§ Job:
Return the lines where the word "content" occurs.

§ Source material:
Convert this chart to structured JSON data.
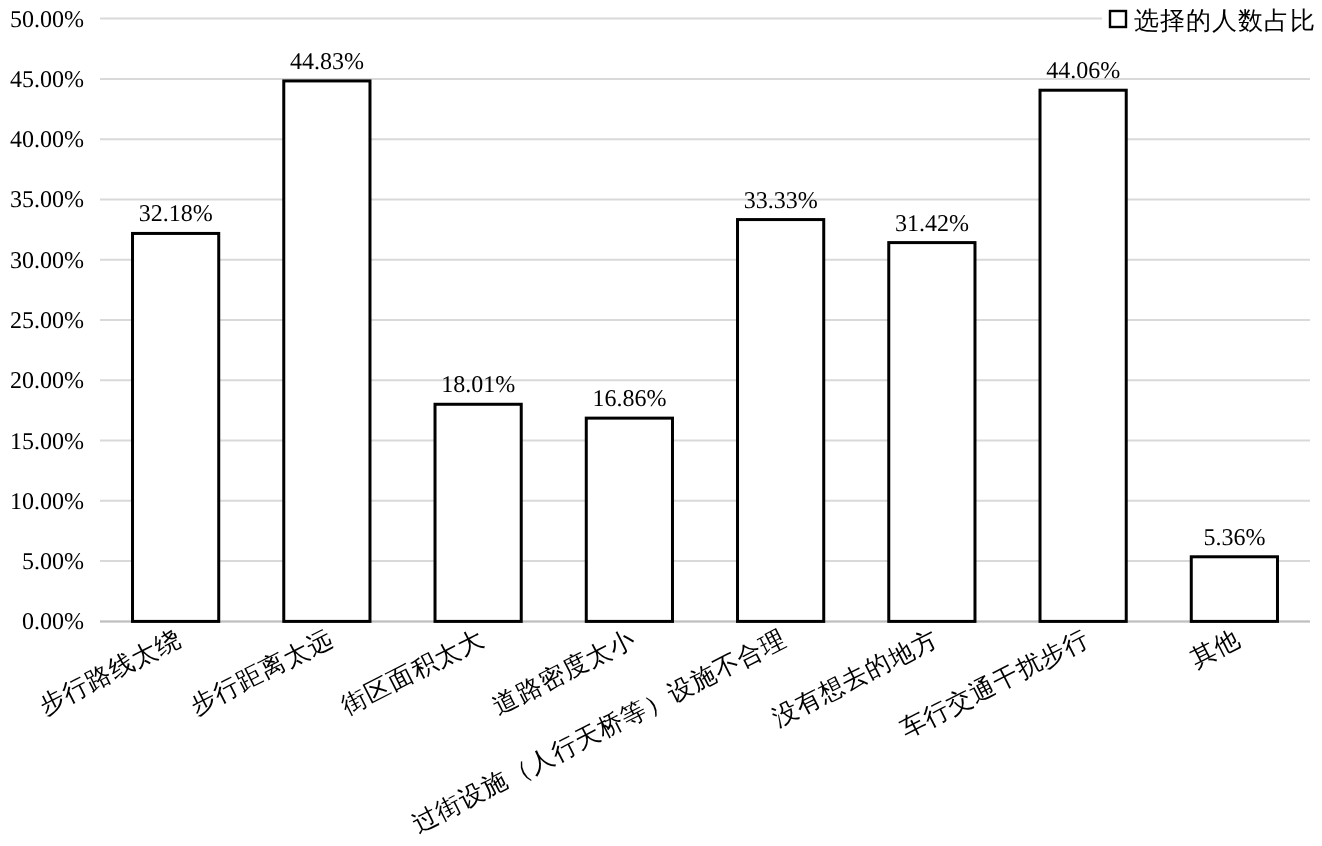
{
  "chart_data": {
    "type": "bar",
    "categories": [
      "步行路线太绕",
      "步行距离太远",
      "街区面积太大",
      "道路密度太小",
      "过街设施（人行天桥等）设施不合理",
      "没有想去的地方",
      "车行交通干扰步行",
      "其他"
    ],
    "series": [
      {
        "name": "选择的人数占比",
        "color": "#ffffff",
        "values": [
          32.18,
          44.83,
          18.01,
          16.86,
          33.33,
          31.42,
          44.06,
          5.36
        ],
        "value_labels": [
          "32.18%",
          "44.83%",
          "18.01%",
          "16.86%",
          "33.33%",
          "31.42%",
          "44.06%",
          "5.36%"
        ]
      }
    ],
    "ylim": [
      0,
      50
    ],
    "yticks": [
      {
        "value": 0,
        "label": "0.00%"
      },
      {
        "value": 5,
        "label": "5.00%"
      },
      {
        "value": 10,
        "label": "10.00%"
      },
      {
        "value": 15,
        "label": "15.00%"
      },
      {
        "value": 20,
        "label": "20.00%"
      },
      {
        "value": 25,
        "label": "25.00%"
      },
      {
        "value": 30,
        "label": "30.00%"
      },
      {
        "value": 35,
        "label": "35.00%"
      },
      {
        "value": 40,
        "label": "40.00%"
      },
      {
        "value": 45,
        "label": "45.00%"
      },
      {
        "value": 50,
        "label": "50.00%"
      }
    ],
    "grid": "y",
    "legend": "top right"
  }
}
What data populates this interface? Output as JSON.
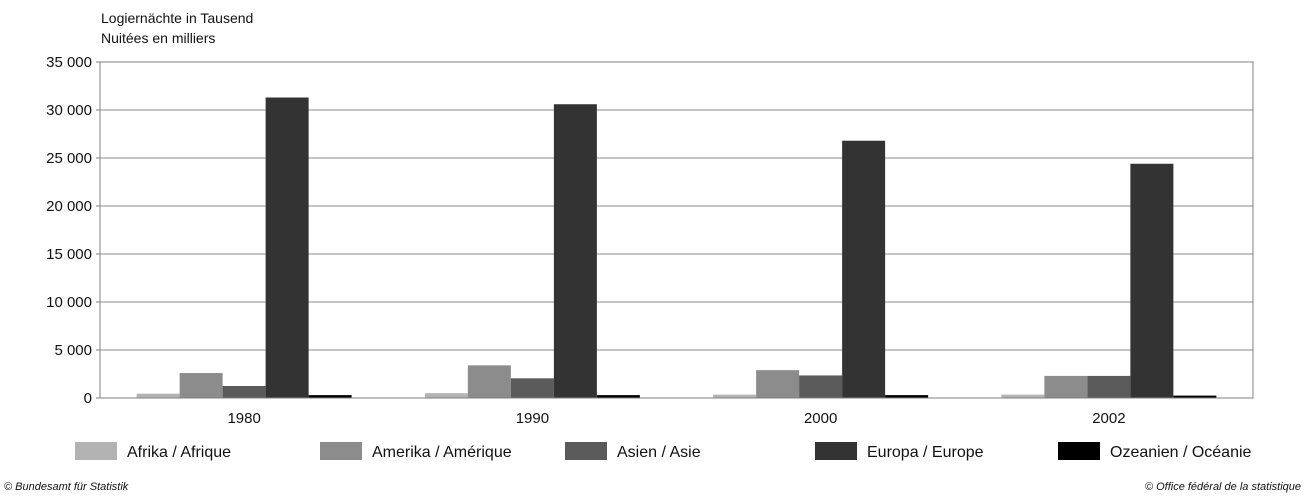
{
  "chart_data": {
    "type": "bar",
    "ylabel_lines": [
      "Logiernächte in Tausend",
      "Nuitées en milliers"
    ],
    "categories": [
      "1980",
      "1990",
      "2000",
      "2002"
    ],
    "ylim": [
      0,
      35000
    ],
    "yticks": [
      0,
      5000,
      10000,
      15000,
      20000,
      25000,
      30000,
      35000
    ],
    "ytick_labels": [
      "0",
      "5 000",
      "10 000",
      "15 000",
      "20 000",
      "25 000",
      "30 000",
      "35 000"
    ],
    "grid": true,
    "legend_position": "bottom",
    "series": [
      {
        "name": "Afrika / Afrique",
        "color": "#b3b3b3",
        "values": [
          450,
          500,
          350,
          350
        ]
      },
      {
        "name": "Amerika / Amérique",
        "color": "#8c8c8c",
        "values": [
          2600,
          3400,
          2900,
          2300
        ]
      },
      {
        "name": "Asien / Asie",
        "color": "#5a5a5a",
        "values": [
          1250,
          2050,
          2350,
          2300
        ]
      },
      {
        "name": "Europa / Europe",
        "color": "#333333",
        "values": [
          31300,
          30600,
          26800,
          24400
        ]
      },
      {
        "name": "Ozeanien / Océanie",
        "color": "#000000",
        "values": [
          300,
          300,
          300,
          250
        ]
      }
    ]
  },
  "footer": {
    "left": "© Bundesamt für Statistik",
    "right": "© Office fédéral de la statistique"
  }
}
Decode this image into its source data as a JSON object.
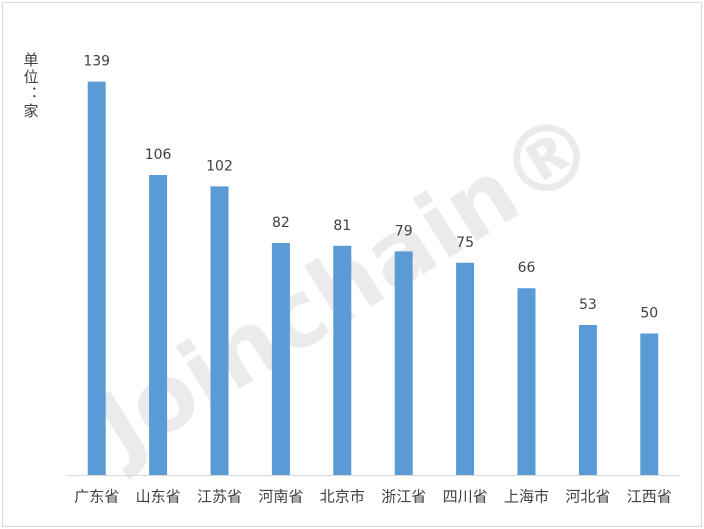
{
  "chart_data": {
    "type": "bar",
    "y_label": "单位：家",
    "watermark": "Joinchain®",
    "categories": [
      "广东省",
      "山东省",
      "江苏省",
      "河南省",
      "北京市",
      "浙江省",
      "四川省",
      "上海市",
      "河北省",
      "江西省"
    ],
    "values": [
      139,
      106,
      102,
      82,
      81,
      79,
      75,
      66,
      53,
      50
    ],
    "color": "#5b9bd5"
  }
}
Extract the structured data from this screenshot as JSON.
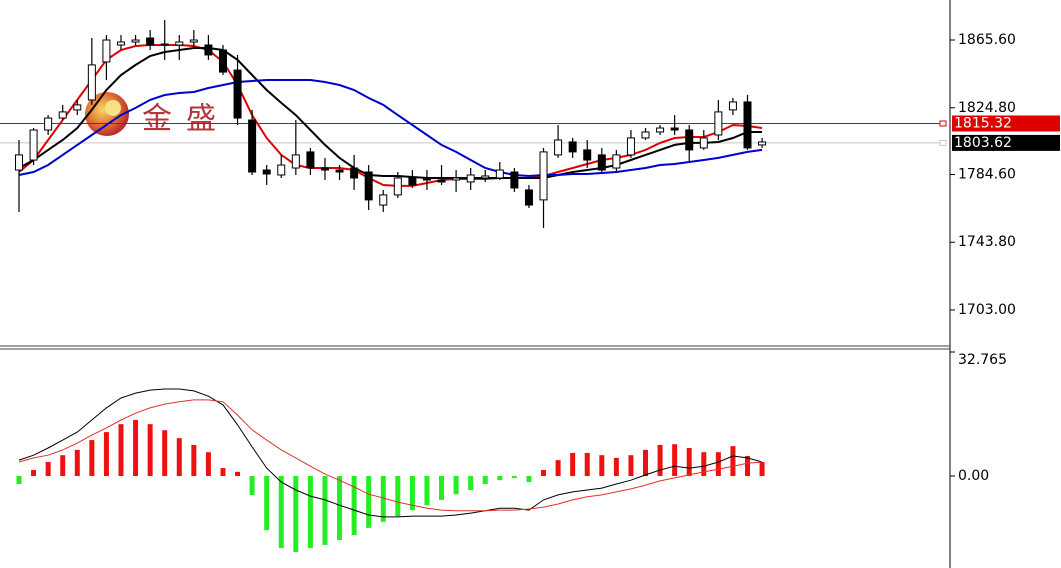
{
  "chart_data": [
    {
      "type": "candlestick",
      "watermark": "金盛",
      "ylim": [
        1681.9,
        1889.7
      ],
      "yticks": [
        {
          "value": 1865.6,
          "label": "1865.60"
        },
        {
          "value": 1824.8,
          "label": "1824.80"
        },
        {
          "value": 1784.6,
          "label": "1784.60"
        },
        {
          "value": 1743.8,
          "label": "1743.80"
        },
        {
          "value": 1703.0,
          "label": "1703.00"
        }
      ],
      "up_color": "#ffffff",
      "down_color": "#000000",
      "open": [
        1787.3,
        1793.3,
        1811.4,
        1818.6,
        1823.5,
        1829.5,
        1852.4,
        1862.6,
        1864.4,
        1866.8,
        1862.6,
        1862.6,
        1864.4,
        1862.6,
        1859.6,
        1847.5,
        1817.4,
        1787.3,
        1784.3,
        1788.5,
        1798.2,
        1788.5,
        1787.3,
        1788.5,
        1786.1,
        1766.2,
        1772.3,
        1782.5,
        1782.5,
        1781.3,
        1781.3,
        1780.1,
        1782.5,
        1782.5,
        1786.1,
        1775.3,
        1769.3,
        1796.4,
        1804.2,
        1799.4,
        1796.4,
        1788.5,
        1796.4,
        1806.6,
        1810.2,
        1812.6,
        1811.4,
        1800.6,
        1808.4,
        1823.5,
        1828.3,
        1802.4
      ],
      "high": [
        1805.4,
        1812.6,
        1820.4,
        1826.5,
        1829.5,
        1866.8,
        1868.6,
        1868.6,
        1868.6,
        1871.6,
        1877.7,
        1868.6,
        1871.6,
        1868.6,
        1862.6,
        1856.6,
        1823.5,
        1790.3,
        1796.4,
        1817.4,
        1800.6,
        1794.6,
        1790.3,
        1796.4,
        1790.3,
        1775.3,
        1786.1,
        1787.3,
        1787.3,
        1790.3,
        1787.3,
        1788.5,
        1787.3,
        1792.1,
        1788.5,
        1778.3,
        1800.6,
        1814.4,
        1806.6,
        1805.4,
        1800.6,
        1799.4,
        1811.4,
        1812.6,
        1814.4,
        1820.4,
        1814.4,
        1811.4,
        1829.5,
        1830.7,
        1832.5,
        1806.6
      ],
      "low": [
        1762.0,
        1790.3,
        1808.4,
        1817.4,
        1820.4,
        1826.5,
        1841.5,
        1859.6,
        1862.6,
        1859.6,
        1853.6,
        1853.6,
        1860.8,
        1853.6,
        1844.5,
        1814.4,
        1784.3,
        1778.3,
        1782.5,
        1784.3,
        1784.3,
        1781.3,
        1781.3,
        1775.3,
        1763.2,
        1762.0,
        1770.5,
        1776.5,
        1775.3,
        1778.3,
        1774.1,
        1775.3,
        1780.1,
        1781.3,
        1774.1,
        1764.4,
        1752.4,
        1794.6,
        1794.6,
        1788.5,
        1786.1,
        1786.1,
        1794.6,
        1805.4,
        1808.4,
        1808.4,
        1792.1,
        1799.4,
        1805.4,
        1820.4,
        1799.4,
        1800.6
      ],
      "close": [
        1796.4,
        1811.4,
        1818.6,
        1822.3,
        1826.5,
        1850.6,
        1865.6,
        1864.4,
        1865.6,
        1862.6,
        1863.2,
        1864.4,
        1865.6,
        1856.6,
        1846.3,
        1818.6,
        1786.1,
        1784.9,
        1790.3,
        1796.4,
        1788.5,
        1787.3,
        1786.1,
        1782.5,
        1769.3,
        1772.3,
        1782.5,
        1778.3,
        1781.3,
        1780.1,
        1782.5,
        1784.3,
        1783.7,
        1787.3,
        1776.5,
        1766.2,
        1798.2,
        1805.4,
        1798.2,
        1793.3,
        1787.3,
        1796.4,
        1806.6,
        1810.2,
        1812.6,
        1811.4,
        1799.4,
        1806.6,
        1822.3,
        1828.3,
        1800.6,
        1804.2
      ],
      "series": [
        {
          "color": "#e00000",
          "values": [
            1786.1,
            1793.3,
            1805.4,
            1817.4,
            1829.5,
            1841.5,
            1853.6,
            1859.6,
            1862.0,
            1862.6,
            1862.6,
            1862.6,
            1862.0,
            1859.6,
            1852.4,
            1838.5,
            1820.4,
            1806.6,
            1796.4,
            1790.3,
            1788.5,
            1788.5,
            1788.5,
            1787.3,
            1782.5,
            1778.3,
            1777.7,
            1777.7,
            1779.5,
            1781.3,
            1781.9,
            1781.9,
            1781.9,
            1782.5,
            1782.5,
            1782.5,
            1783.7,
            1786.1,
            1788.5,
            1790.9,
            1793.3,
            1794.6,
            1796.4,
            1799.4,
            1803.6,
            1806.6,
            1807.2,
            1807.2,
            1810.2,
            1814.4,
            1813.8,
            1812.6
          ]
        },
        {
          "color": "#000000",
          "values": [
            1788.5,
            1793.3,
            1799.4,
            1805.4,
            1812.6,
            1823.5,
            1835.5,
            1844.5,
            1850.6,
            1856.0,
            1858.4,
            1859.6,
            1860.8,
            1860.8,
            1859.6,
            1853.6,
            1844.5,
            1835.5,
            1827.7,
            1820.4,
            1811.4,
            1802.4,
            1794.6,
            1788.5,
            1784.3,
            1783.7,
            1783.7,
            1783.1,
            1782.5,
            1782.5,
            1782.5,
            1782.5,
            1782.5,
            1782.5,
            1782.5,
            1782.5,
            1782.5,
            1784.3,
            1786.1,
            1787.3,
            1788.5,
            1790.3,
            1793.3,
            1796.4,
            1799.4,
            1802.4,
            1803.6,
            1803.6,
            1804.2,
            1806.6,
            1810.2,
            1810.2
          ]
        },
        {
          "color": "#0000cc",
          "values": [
            1784.3,
            1786.1,
            1790.3,
            1796.4,
            1802.4,
            1808.4,
            1814.4,
            1820.4,
            1824.7,
            1829.5,
            1832.5,
            1833.7,
            1834.3,
            1836.7,
            1838.5,
            1840.3,
            1840.9,
            1841.5,
            1841.5,
            1841.5,
            1841.5,
            1840.3,
            1838.5,
            1835.5,
            1830.7,
            1826.5,
            1820.4,
            1814.4,
            1808.4,
            1802.4,
            1798.2,
            1793.3,
            1788.5,
            1786.1,
            1784.3,
            1783.7,
            1784.3,
            1784.3,
            1784.9,
            1784.9,
            1785.5,
            1786.1,
            1787.3,
            1788.5,
            1790.3,
            1790.9,
            1792.1,
            1793.3,
            1794.6,
            1796.4,
            1798.2,
            1799.4
          ]
        }
      ],
      "price_lines": [
        {
          "value": 1815.32,
          "color": "#e00000",
          "line_color": "#dd0000"
        },
        {
          "value": 1803.62,
          "color": "#000000",
          "line_color": "#c8c8c8"
        }
      ]
    },
    {
      "type": "macd",
      "ylim": [
        -24.3,
        32.765
      ],
      "yticks": [
        32.765,
        {
          "value": 0,
          "label": "0.00"
        }
      ],
      "up_color": "#ee1111",
      "down_color": "#22ee22",
      "histogram": [
        -2.1,
        1.6,
        3.7,
        5.5,
        6.9,
        9.5,
        11.6,
        13.7,
        14.8,
        13.7,
        12.1,
        10.0,
        8.2,
        6.3,
        2.1,
        1.1,
        -5.0,
        -14.3,
        -19.0,
        -20.1,
        -19.0,
        -18.2,
        -16.9,
        -15.6,
        -13.7,
        -12.1,
        -10.6,
        -9.0,
        -7.7,
        -6.3,
        -4.8,
        -3.7,
        -2.1,
        -1.1,
        -0.5,
        -1.6,
        1.6,
        4.2,
        6.1,
        6.1,
        5.5,
        4.8,
        5.5,
        6.9,
        8.2,
        8.4,
        7.4,
        6.3,
        6.3,
        7.9,
        5.3,
        3.7
      ],
      "series": [
        {
          "color": "#000000",
          "values": [
            4.2,
            5.5,
            7.4,
            9.5,
            11.6,
            14.8,
            18.0,
            20.6,
            21.9,
            22.7,
            23.0,
            23.0,
            22.5,
            21.1,
            18.8,
            13.5,
            7.7,
            2.1,
            -1.6,
            -3.7,
            -5.3,
            -6.3,
            -7.7,
            -9.0,
            -10.3,
            -10.8,
            -10.8,
            -10.6,
            -10.6,
            -10.6,
            -10.3,
            -9.8,
            -9.2,
            -8.5,
            -8.5,
            -9.0,
            -6.3,
            -5.0,
            -4.2,
            -3.7,
            -3.2,
            -2.1,
            -1.1,
            0.3,
            1.6,
            2.6,
            2.1,
            2.6,
            3.7,
            5.3,
            4.8,
            3.7
          ]
        },
        {
          "color": "#e03030",
          "values": [
            3.7,
            4.8,
            5.5,
            6.9,
            8.7,
            10.8,
            12.7,
            14.8,
            16.6,
            18.0,
            19.0,
            19.6,
            20.1,
            20.1,
            19.6,
            16.1,
            12.2,
            9.5,
            6.9,
            4.8,
            2.6,
            0.5,
            -1.1,
            -2.9,
            -4.8,
            -5.8,
            -6.9,
            -7.7,
            -8.5,
            -9.0,
            -9.2,
            -9.2,
            -9.2,
            -9.0,
            -9.0,
            -8.7,
            -8.2,
            -7.4,
            -6.3,
            -5.5,
            -5.0,
            -4.2,
            -3.4,
            -2.4,
            -1.3,
            -0.5,
            0.3,
            1.1,
            1.8,
            2.6,
            3.4,
            3.7
          ]
        }
      ]
    }
  ]
}
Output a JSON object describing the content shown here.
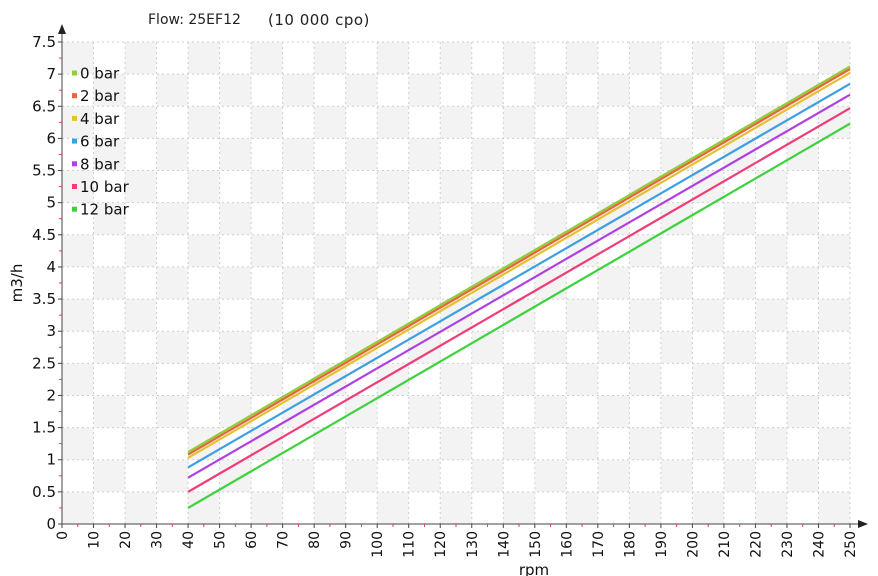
{
  "chart_data": {
    "type": "line",
    "title": "Flow: 25EF12",
    "subtitle": "(10 000 cpo)",
    "xlabel": "rpm",
    "ylabel": "m3/h",
    "xlim": [
      0,
      250
    ],
    "ylim": [
      0,
      7.5
    ],
    "x_ticks": [
      "0",
      "10",
      "20",
      "30",
      "40",
      "50",
      "60",
      "70",
      "80",
      "90",
      "100",
      "110",
      "120",
      "130",
      "140",
      "150",
      "160",
      "170",
      "180",
      "190",
      "200",
      "210",
      "220",
      "230",
      "240",
      "250"
    ],
    "y_ticks": [
      "0",
      "0.5",
      "1",
      "1.5",
      "2",
      "2.5",
      "3",
      "3.5",
      "4",
      "4.5",
      "5",
      "5.5",
      "6",
      "6.5",
      "7",
      "7.5"
    ],
    "grid": true,
    "legend_position": "top-left",
    "series": [
      {
        "name": "0 bar",
        "color": "#8fcf3c",
        "x": [
          40,
          250
        ],
        "y": [
          1.12,
          7.12
        ]
      },
      {
        "name": "2 bar",
        "color": "#e8643c",
        "x": [
          40,
          250
        ],
        "y": [
          1.08,
          7.08
        ]
      },
      {
        "name": "4 bar",
        "color": "#e6c030",
        "x": [
          40,
          250
        ],
        "y": [
          1.03,
          7.02
        ]
      },
      {
        "name": "6 bar",
        "color": "#3ca0e0",
        "x": [
          40,
          250
        ],
        "y": [
          0.88,
          6.85
        ]
      },
      {
        "name": "8 bar",
        "color": "#b040e0",
        "x": [
          40,
          250
        ],
        "y": [
          0.72,
          6.68
        ]
      },
      {
        "name": "10 bar",
        "color": "#f03c78",
        "x": [
          40,
          250
        ],
        "y": [
          0.5,
          6.47
        ]
      },
      {
        "name": "12 bar",
        "color": "#3cd23c",
        "x": [
          40,
          250
        ],
        "y": [
          0.25,
          6.23
        ]
      }
    ]
  }
}
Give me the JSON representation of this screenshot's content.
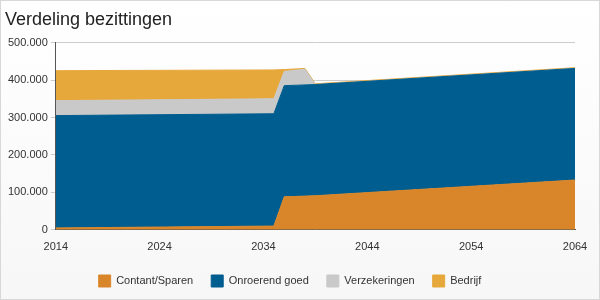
{
  "chart_data": {
    "type": "area",
    "title": "Verdeling bezittingen",
    "x": [
      2014,
      2035,
      2036,
      2038,
      2039,
      2064
    ],
    "series": [
      {
        "name": "Contant/Sparen",
        "color": "#d9862a",
        "values": [
          5000,
          10000,
          88000,
          90000,
          91000,
          133000
        ]
      },
      {
        "name": "Onroerend goed",
        "color": "#005d8f",
        "values": [
          300000,
          300000,
          297000,
          297000,
          297000,
          298000
        ]
      },
      {
        "name": "Verzekeringen",
        "color": "#c9c9c9",
        "values": [
          40000,
          40000,
          38000,
          42000,
          0,
          0
        ]
      },
      {
        "name": "Bedrijf",
        "color": "#e7a83b",
        "values": [
          80000,
          77000,
          5000,
          2000,
          2000,
          2000
        ]
      }
    ],
    "xlim": [
      2014,
      2064
    ],
    "xticks": [
      2014,
      2024,
      2034,
      2044,
      2054,
      2064
    ],
    "ylim": [
      0,
      500000
    ],
    "yticks": [
      0,
      {
        "value": 100000,
        "label": "100.000"
      },
      {
        "value": 200000,
        "label": "200.000"
      },
      {
        "value": 300000,
        "label": "300.000"
      },
      {
        "value": 400000,
        "label": "400.000"
      },
      {
        "value": 500000,
        "label": "500.000"
      }
    ],
    "stacked": true,
    "grid": true,
    "legend": "bottom"
  }
}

§ Correct result:
Output a JSON object describing the content shown here.
Give me the JSON representation of this screenshot's content.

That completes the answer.